(Recorded data)
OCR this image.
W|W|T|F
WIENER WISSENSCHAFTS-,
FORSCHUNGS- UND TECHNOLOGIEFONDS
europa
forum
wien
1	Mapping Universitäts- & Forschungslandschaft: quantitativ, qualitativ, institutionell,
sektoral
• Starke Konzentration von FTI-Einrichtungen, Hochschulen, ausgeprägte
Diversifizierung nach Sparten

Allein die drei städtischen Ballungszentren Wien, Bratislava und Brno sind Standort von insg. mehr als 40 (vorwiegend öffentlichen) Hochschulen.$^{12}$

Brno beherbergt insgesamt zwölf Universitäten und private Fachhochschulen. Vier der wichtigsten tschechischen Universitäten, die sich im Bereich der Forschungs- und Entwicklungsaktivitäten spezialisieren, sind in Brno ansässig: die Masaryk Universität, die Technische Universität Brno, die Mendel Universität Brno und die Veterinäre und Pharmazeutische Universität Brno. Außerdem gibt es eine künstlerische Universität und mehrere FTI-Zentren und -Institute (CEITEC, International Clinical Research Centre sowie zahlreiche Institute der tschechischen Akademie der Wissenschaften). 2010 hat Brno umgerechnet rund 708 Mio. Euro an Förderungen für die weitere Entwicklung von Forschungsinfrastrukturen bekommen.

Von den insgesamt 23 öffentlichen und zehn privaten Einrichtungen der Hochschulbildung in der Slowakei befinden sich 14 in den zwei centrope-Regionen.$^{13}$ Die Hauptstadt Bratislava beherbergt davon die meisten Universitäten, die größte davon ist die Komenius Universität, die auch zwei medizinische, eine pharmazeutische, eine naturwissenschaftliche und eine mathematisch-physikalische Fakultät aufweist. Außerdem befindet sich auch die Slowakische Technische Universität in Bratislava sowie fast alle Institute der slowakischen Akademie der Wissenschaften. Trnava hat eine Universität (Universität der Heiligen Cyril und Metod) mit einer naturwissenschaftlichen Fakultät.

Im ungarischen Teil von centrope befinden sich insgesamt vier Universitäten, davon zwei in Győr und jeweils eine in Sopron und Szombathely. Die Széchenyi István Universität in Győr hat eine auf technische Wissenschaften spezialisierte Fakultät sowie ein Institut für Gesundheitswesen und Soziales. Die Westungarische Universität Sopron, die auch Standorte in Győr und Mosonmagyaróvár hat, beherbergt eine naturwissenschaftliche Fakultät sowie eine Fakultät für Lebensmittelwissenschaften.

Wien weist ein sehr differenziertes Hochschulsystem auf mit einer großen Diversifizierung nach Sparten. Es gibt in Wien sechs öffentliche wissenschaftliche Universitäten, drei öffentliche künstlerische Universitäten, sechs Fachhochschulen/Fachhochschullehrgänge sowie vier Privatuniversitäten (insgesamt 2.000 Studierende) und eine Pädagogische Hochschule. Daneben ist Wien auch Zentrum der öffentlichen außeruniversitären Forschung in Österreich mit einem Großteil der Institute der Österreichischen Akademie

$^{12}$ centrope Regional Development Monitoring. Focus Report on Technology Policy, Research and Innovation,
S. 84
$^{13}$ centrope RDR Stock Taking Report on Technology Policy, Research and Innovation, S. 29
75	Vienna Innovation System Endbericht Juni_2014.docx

## To do
Collect the lines that hold "Policy".

## Task result
$^{12}$ centrope Regional Development Monitoring. Focus Report on Technology Policy, Research and Innovation,
$^{13}$ centrope RDR Stock Taking Report on Technology Policy, Research and Innovation, S. 29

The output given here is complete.